AIM OF THE EXERCISE: Below is a block of data; give all of it again word for word.

PROVIDED DATA:
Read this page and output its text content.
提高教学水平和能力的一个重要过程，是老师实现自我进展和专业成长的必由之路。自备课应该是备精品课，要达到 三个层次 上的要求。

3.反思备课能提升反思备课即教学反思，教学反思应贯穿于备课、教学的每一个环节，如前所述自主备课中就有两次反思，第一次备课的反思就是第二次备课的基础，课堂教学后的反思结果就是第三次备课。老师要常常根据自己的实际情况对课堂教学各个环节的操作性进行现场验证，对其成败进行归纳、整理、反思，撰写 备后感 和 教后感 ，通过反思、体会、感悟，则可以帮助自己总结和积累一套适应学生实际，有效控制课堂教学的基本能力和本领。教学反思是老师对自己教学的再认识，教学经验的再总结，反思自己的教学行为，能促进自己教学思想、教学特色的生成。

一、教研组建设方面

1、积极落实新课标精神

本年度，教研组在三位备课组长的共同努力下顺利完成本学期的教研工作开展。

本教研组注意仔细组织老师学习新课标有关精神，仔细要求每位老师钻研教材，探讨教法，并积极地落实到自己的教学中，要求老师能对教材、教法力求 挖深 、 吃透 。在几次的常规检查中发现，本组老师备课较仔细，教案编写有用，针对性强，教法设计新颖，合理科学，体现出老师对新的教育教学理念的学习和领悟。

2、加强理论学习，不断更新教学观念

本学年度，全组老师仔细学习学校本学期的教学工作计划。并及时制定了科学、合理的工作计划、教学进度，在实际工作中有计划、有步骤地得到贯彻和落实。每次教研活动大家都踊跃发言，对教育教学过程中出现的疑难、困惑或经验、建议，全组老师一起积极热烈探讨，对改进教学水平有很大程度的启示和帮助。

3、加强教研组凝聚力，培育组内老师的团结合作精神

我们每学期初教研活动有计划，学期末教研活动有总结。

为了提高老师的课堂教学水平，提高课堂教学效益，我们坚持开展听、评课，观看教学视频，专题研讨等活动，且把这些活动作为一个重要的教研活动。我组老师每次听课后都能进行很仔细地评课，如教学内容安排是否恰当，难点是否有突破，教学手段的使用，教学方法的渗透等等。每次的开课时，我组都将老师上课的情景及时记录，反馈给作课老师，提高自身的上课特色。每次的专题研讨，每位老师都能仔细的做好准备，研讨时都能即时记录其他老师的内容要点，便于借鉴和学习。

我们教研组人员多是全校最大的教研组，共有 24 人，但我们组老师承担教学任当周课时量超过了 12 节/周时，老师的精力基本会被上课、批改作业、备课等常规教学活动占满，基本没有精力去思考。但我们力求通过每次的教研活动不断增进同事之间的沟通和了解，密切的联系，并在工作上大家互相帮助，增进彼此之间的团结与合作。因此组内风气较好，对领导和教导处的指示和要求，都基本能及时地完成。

FINISHED TASK:
Read this page and output its text content.
提高教学水平和能力的一个重要过程，是老师实现自我进展和专业成长的必由之路。自备课应该是备精品课，要达到 三个层次 上的要求。

3.反思备课能提升反思备课即教学反思，教学反思应贯穿于备课、教学的每一个环节，如前所述自主备课中就有两次反思，第一次备课的反思就是第二次备课的基础，课堂教学后的反思结果就是第三次备课。老师要常常根据自己的实际情况对课堂教学各个环节的操作性进行现场验证，对其成败进行归纳、整理、反思，撰写 备后感 和 教后感 ，通过反思、体会、感悟，则可以帮助自己总结和积累一套适应学生实际，有效控制课堂教学的基本能力和本领。教学反思是老师对自己教学的再认识，教学经验的再总结，反思自己的教学行为，能促进自己教学思想、教学特色的生成。

一、教研组建设方面

1、积极落实新课标精神

本年度，教研组在三位备课组长的共同努力下顺利完成本学期的教研工作开展。

本教研组注意仔细组织老师学习新课标有关精神，仔细要求每位老师钻研教材，探讨教法，并积极地落实到自己的教学中，要求老师能对教材、教法力求 挖深 、 吃透 。在几次的常规检查中发现，本组老师备课较仔细，教案编写有用，针对性强，教法设计新颖，合理科学，体现出老师对新的教育教学理念的学习和领悟。

2、加强理论学习，不断更新教学观念

本学年度，全组老师仔细学习学校本学期的教学工作计划。并及时制定了科学、合理的工作计划、教学进度，在实际工作中有计划、有步骤地得到贯彻和落实。每次教研活动大家都踊跃发言，对教育教学过程中出现的疑难、困惑或经验、建议，全组老师一起积极热烈探讨，对改进教学水平有很大程度的启示和帮助。

3、加强教研组凝聚力，培育组内老师的团结合作精神

我们每学期初教研活动有计划，学期末教研活动有总结。

为了提高老师的课堂教学水平，提高课堂教学效益，我们坚持开展听、评课，观看教学视频，专题研讨等活动，且把这些活动作为一个重要的教研活动。我组老师每次听课后都能进行很仔细地评课，如教学内容安排是否恰当，难点是否有突破，教学手段的使用，教学方法的渗透等等。每次的开课时，我组都将老师上课的情景及时记录，反馈给作课老师，提高自身的上课特色。每次的专题研讨，每位老师都能仔细的做好准备，研讨时都能即时记录其他老师的内容要点，便于借鉴和学习。

我们教研组人员多是全校最大的教研组，共有 24 人，但我们组老师承担教学任当周课时量超过了 12 节/周时，老师的精力基本会被上课、批改作业、备课等常规教学活动占满，基本没有精力去思考。但我们力求通过每次的教研活动不断增进同事之间的沟通和了解，密切的联系，并在工作上大家互相帮助，增进彼此之间的团结与合作。因此组内风气较好，对领导和教导处的指示和要求，都基本能及时地完成。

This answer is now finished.